> **PROBLEM TO WORK ON**:
Write out the data below in full. Keep it exact.
--- START OF PROVIDED MATERIAL ---
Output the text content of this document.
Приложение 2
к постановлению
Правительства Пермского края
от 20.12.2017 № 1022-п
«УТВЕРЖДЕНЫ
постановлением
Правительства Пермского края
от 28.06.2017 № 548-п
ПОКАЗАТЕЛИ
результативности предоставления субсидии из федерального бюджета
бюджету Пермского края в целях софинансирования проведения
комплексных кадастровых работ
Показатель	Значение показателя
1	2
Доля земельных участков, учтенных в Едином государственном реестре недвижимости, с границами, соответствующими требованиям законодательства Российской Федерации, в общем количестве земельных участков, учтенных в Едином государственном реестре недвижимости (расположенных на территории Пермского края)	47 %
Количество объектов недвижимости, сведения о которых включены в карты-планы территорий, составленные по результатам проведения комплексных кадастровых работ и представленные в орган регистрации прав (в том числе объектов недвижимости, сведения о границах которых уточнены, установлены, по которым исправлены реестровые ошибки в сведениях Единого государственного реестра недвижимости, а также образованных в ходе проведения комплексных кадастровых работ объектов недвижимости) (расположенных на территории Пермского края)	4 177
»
--- END OF PROVIDED MATERIAL ---
> **RESPONSE**:
Output the text content of this document.
Приложение 2
к постановлению
Правительства Пермского края
от 20.12.2017 № 1022-п
«УТВЕРЖДЕНЫ
постановлением
Правительства Пермского края
от 28.06.2017 № 548-п
ПОКАЗАТЕЛИ
результативности предоставления субсидии из федерального бюджета
бюджету Пермского края в целях софинансирования проведения
комплексных кадастровых работ
Показатель	Значение показателя
1	2
Доля земельных участков, учтенных в Едином государственном реестре недвижимости, с границами, соответствующими требованиям законодательства Российской Федерации, в общем количестве земельных участков, учтенных в Едином государственном реестре недвижимости (расположенных на территории Пермского края)	47 %
Количество объектов недвижимости, сведения о которых включены в карты-планы территорий, составленные по результатам проведения комплексных кадастровых работ и представленные в орган регистрации прав (в том числе объектов недвижимости, сведения о границах которых уточнены, установлены, по которым исправлены реестровые ошибки в сведениях Единого государственного реестра недвижимости, а также образованных в ходе проведения комплексных кадастровых работ объектов недвижимости) (расположенных на территории Пермского края)	4 177
»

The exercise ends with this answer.